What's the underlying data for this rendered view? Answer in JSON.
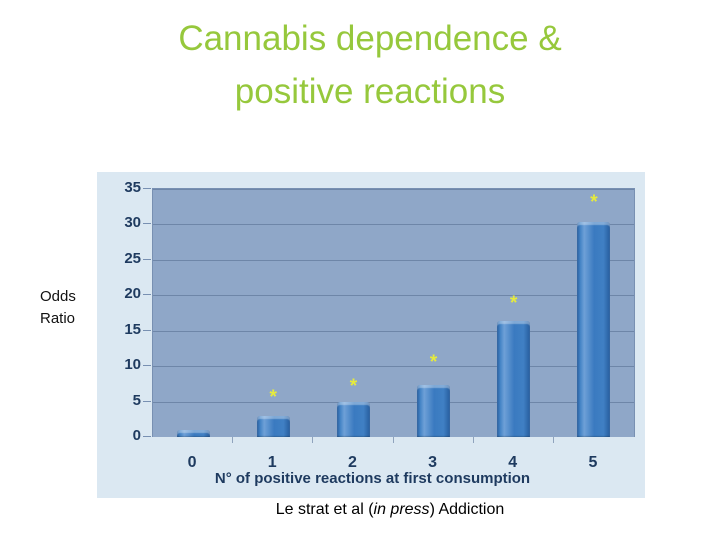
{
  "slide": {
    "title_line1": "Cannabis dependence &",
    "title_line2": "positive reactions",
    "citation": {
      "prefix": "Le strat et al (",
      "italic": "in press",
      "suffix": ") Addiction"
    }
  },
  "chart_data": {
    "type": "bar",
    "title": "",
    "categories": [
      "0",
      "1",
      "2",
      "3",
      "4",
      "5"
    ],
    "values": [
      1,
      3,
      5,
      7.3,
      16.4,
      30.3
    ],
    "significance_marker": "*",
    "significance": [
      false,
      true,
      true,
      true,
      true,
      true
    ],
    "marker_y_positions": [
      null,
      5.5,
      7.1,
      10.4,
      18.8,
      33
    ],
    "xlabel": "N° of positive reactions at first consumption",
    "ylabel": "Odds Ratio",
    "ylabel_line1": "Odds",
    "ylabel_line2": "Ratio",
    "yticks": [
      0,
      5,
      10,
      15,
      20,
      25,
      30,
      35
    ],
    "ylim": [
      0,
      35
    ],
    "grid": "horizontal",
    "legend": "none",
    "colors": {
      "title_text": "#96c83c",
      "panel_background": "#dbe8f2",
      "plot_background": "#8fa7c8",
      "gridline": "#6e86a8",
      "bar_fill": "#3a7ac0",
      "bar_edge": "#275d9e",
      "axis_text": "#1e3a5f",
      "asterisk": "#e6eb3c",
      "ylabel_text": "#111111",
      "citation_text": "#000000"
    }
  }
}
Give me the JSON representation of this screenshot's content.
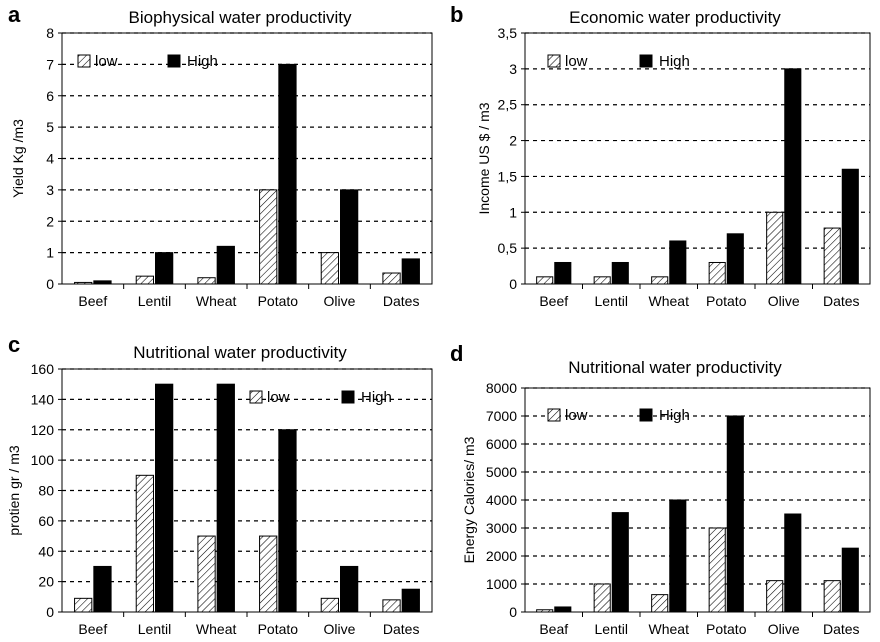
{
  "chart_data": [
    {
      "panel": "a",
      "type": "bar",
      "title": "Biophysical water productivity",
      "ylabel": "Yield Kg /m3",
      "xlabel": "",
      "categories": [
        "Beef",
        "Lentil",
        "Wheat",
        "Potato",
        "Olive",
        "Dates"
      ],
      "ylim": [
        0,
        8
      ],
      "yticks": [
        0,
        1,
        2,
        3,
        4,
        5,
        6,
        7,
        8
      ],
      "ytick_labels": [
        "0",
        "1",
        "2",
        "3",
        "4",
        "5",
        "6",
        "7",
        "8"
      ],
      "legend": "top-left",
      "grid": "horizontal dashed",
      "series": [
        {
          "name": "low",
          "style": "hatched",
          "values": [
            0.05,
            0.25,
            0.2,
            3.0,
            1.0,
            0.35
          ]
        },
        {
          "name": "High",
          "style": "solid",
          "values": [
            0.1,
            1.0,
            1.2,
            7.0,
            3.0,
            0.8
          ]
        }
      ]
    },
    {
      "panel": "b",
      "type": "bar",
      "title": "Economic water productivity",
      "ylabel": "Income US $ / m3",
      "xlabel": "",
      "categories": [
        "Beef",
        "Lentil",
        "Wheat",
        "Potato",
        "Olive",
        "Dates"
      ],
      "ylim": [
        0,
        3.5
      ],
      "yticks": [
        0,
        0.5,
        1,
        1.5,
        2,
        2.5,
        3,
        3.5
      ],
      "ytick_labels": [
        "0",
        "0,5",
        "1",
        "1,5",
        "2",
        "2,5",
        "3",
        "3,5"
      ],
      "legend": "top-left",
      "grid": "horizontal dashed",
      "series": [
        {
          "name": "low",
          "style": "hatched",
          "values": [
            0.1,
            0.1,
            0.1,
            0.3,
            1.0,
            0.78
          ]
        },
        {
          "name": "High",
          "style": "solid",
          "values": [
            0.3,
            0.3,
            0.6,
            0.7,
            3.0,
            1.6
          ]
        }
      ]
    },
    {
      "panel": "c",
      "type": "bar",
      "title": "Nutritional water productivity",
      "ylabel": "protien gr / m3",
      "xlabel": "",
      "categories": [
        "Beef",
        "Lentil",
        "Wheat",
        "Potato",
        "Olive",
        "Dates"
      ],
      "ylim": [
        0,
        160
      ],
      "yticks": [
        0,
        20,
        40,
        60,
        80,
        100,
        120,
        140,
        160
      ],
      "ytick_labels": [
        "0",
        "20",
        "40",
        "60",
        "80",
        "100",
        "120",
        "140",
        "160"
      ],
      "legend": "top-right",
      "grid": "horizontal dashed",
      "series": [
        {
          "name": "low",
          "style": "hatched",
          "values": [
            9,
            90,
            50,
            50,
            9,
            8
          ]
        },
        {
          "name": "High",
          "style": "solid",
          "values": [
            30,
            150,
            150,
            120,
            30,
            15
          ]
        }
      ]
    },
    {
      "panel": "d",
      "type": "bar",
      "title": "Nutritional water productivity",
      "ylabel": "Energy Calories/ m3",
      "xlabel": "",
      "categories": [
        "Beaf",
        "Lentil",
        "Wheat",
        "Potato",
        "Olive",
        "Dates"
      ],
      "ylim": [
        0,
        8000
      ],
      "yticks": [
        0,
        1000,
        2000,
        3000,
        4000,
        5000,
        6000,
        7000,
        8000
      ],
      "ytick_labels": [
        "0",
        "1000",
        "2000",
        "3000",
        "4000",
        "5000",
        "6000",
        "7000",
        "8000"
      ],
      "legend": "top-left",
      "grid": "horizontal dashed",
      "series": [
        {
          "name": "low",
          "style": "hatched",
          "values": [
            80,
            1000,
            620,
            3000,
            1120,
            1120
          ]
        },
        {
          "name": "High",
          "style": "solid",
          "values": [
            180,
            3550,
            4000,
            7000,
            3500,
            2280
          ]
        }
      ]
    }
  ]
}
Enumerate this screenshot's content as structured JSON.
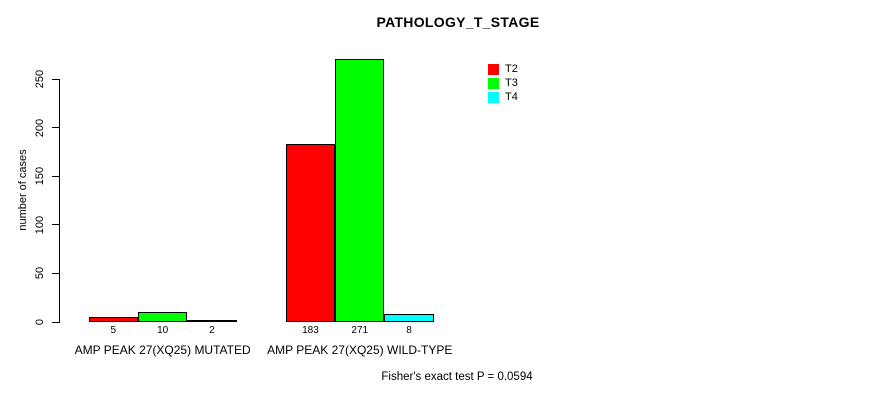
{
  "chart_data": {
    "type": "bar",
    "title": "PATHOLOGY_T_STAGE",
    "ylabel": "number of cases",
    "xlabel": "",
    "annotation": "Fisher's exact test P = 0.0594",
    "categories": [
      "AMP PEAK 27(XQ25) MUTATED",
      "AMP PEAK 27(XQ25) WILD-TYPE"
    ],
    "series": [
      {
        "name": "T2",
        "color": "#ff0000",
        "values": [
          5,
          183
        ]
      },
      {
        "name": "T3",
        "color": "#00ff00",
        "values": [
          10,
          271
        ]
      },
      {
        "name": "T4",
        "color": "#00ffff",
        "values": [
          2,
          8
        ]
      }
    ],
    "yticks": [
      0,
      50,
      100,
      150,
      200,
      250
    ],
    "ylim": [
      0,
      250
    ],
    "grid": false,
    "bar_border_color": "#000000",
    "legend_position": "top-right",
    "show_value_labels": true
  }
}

● ● ●

Task instructions
Reproduce the material in full, word for word, and omit the pictures.

The answer
What's the underlying data for this rendered view? Answer in JSON.
{
  "slide": {
    "title_line1": "Cannabis dependence &",
    "title_line2": "positive reactions",
    "citation": {
      "prefix": "Le strat et al (",
      "italic": "in press",
      "suffix": ") Addiction"
    }
  },
  "chart_data": {
    "type": "bar",
    "title": "",
    "categories": [
      "0",
      "1",
      "2",
      "3",
      "4",
      "5"
    ],
    "values": [
      1,
      3,
      5,
      7.3,
      16.4,
      30.3
    ],
    "significance_marker": "*",
    "significance": [
      false,
      true,
      true,
      true,
      true,
      true
    ],
    "marker_y_positions": [
      null,
      5.5,
      7.1,
      10.4,
      18.8,
      33
    ],
    "xlabel": "N° of positive reactions at first consumption",
    "ylabel": "Odds Ratio",
    "ylabel_line1": "Odds",
    "ylabel_line2": "Ratio",
    "yticks": [
      0,
      5,
      10,
      15,
      20,
      25,
      30,
      35
    ],
    "ylim": [
      0,
      35
    ],
    "grid": "horizontal",
    "legend": "none",
    "colors": {
      "title_text": "#96c83c",
      "panel_background": "#dbe8f2",
      "plot_background": "#8fa7c8",
      "gridline": "#6e86a8",
      "bar_fill": "#3a7ac0",
      "bar_edge": "#275d9e",
      "axis_text": "#1e3a5f",
      "asterisk": "#e6eb3c",
      "ylabel_text": "#111111",
      "citation_text": "#000000"
    }
  }
}
Give me the JSON representation of this screenshot's content.
{
  "chart_data": [
    {
      "panel": "a",
      "type": "bar",
      "title": "Biophysical water productivity",
      "ylabel": "Yield Kg /m3",
      "xlabel": "",
      "categories": [
        "Beef",
        "Lentil",
        "Wheat",
        "Potato",
        "Olive",
        "Dates"
      ],
      "ylim": [
        0,
        8
      ],
      "yticks": [
        0,
        1,
        2,
        3,
        4,
        5,
        6,
        7,
        8
      ],
      "ytick_labels": [
        "0",
        "1",
        "2",
        "3",
        "4",
        "5",
        "6",
        "7",
        "8"
      ],
      "legend": "top-left",
      "grid": "horizontal dashed",
      "series": [
        {
          "name": "low",
          "style": "hatched",
          "values": [
            0.05,
            0.25,
            0.2,
            3.0,
            1.0,
            0.35
          ]
        },
        {
          "name": "High",
          "style": "solid",
          "values": [
            0.1,
            1.0,
            1.2,
            7.0,
            3.0,
            0.8
          ]
        }
      ]
    },
    {
      "panel": "b",
      "type": "bar",
      "title": "Economic water productivity",
      "ylabel": "Income US $ / m3",
      "xlabel": "",
      "categories": [
        "Beef",
        "Lentil",
        "Wheat",
        "Potato",
        "Olive",
        "Dates"
      ],
      "ylim": [
        0,
        3.5
      ],
      "yticks": [
        0,
        0.5,
        1,
        1.5,
        2,
        2.5,
        3,
        3.5
      ],
      "ytick_labels": [
        "0",
        "0,5",
        "1",
        "1,5",
        "2",
        "2,5",
        "3",
        "3,5"
      ],
      "legend": "top-left",
      "grid": "horizontal dashed",
      "series": [
        {
          "name": "low",
          "style": "hatched",
          "values": [
            0.1,
            0.1,
            0.1,
            0.3,
            1.0,
            0.78
          ]
        },
        {
          "name": "High",
          "style": "solid",
          "values": [
            0.3,
            0.3,
            0.6,
            0.7,
            3.0,
            1.6
          ]
        }
      ]
    },
    {
      "panel": "c",
      "type": "bar",
      "title": "Nutritional water productivity",
      "ylabel": "protien gr / m3",
      "xlabel": "",
      "categories": [
        "Beef",
        "Lentil",
        "Wheat",
        "Potato",
        "Olive",
        "Dates"
      ],
      "ylim": [
        0,
        160
      ],
      "yticks": [
        0,
        20,
        40,
        60,
        80,
        100,
        120,
        140,
        160
      ],
      "ytick_labels": [
        "0",
        "20",
        "40",
        "60",
        "80",
        "100",
        "120",
        "140",
        "160"
      ],
      "legend": "top-right",
      "grid": "horizontal dashed",
      "series": [
        {
          "name": "low",
          "style": "hatched",
          "values": [
            9,
            90,
            50,
            50,
            9,
            8
          ]
        },
        {
          "name": "High",
          "style": "solid",
          "values": [
            30,
            150,
            150,
            120,
            30,
            15
          ]
        }
      ]
    },
    {
      "panel": "d",
      "type": "bar",
      "title": "Nutritional water productivity",
      "ylabel": "Energy Calories/ m3",
      "xlabel": "",
      "categories": [
        "Beaf",
        "Lentil",
        "Wheat",
        "Potato",
        "Olive",
        "Dates"
      ],
      "ylim": [
        0,
        8000
      ],
      "yticks": [
        0,
        1000,
        2000,
        3000,
        4000,
        5000,
        6000,
        7000,
        8000
      ],
      "ytick_labels": [
        "0",
        "1000",
        "2000",
        "3000",
        "4000",
        "5000",
        "6000",
        "7000",
        "8000"
      ],
      "legend": "top-left",
      "grid": "horizontal dashed",
      "series": [
        {
          "name": "low",
          "style": "hatched",
          "values": [
            80,
            1000,
            620,
            3000,
            1120,
            1120
          ]
        },
        {
          "name": "High",
          "style": "solid",
          "values": [
            180,
            3550,
            4000,
            7000,
            3500,
            2280
          ]
        }
      ]
    }
  ]
}
Enumerate this screenshot's content as structured JSON.
{
  "chart_data": {
    "type": "bar",
    "title": "PATHOLOGY_T_STAGE",
    "ylabel": "number of cases",
    "xlabel": "",
    "annotation": "Fisher's exact test P = 0.0594",
    "categories": [
      "AMP PEAK 27(XQ25) MUTATED",
      "AMP PEAK 27(XQ25) WILD-TYPE"
    ],
    "series": [
      {
        "name": "T2",
        "color": "#ff0000",
        "values": [
          5,
          183
        ]
      },
      {
        "name": "T3",
        "color": "#00ff00",
        "values": [
          10,
          271
        ]
      },
      {
        "name": "T4",
        "color": "#00ffff",
        "values": [
          2,
          8
        ]
      }
    ],
    "yticks": [
      0,
      50,
      100,
      150,
      200,
      250
    ],
    "ylim": [
      0,
      250
    ],
    "grid": false,
    "bar_border_color": "#000000",
    "legend_position": "top-right",
    "show_value_labels": true
  }
}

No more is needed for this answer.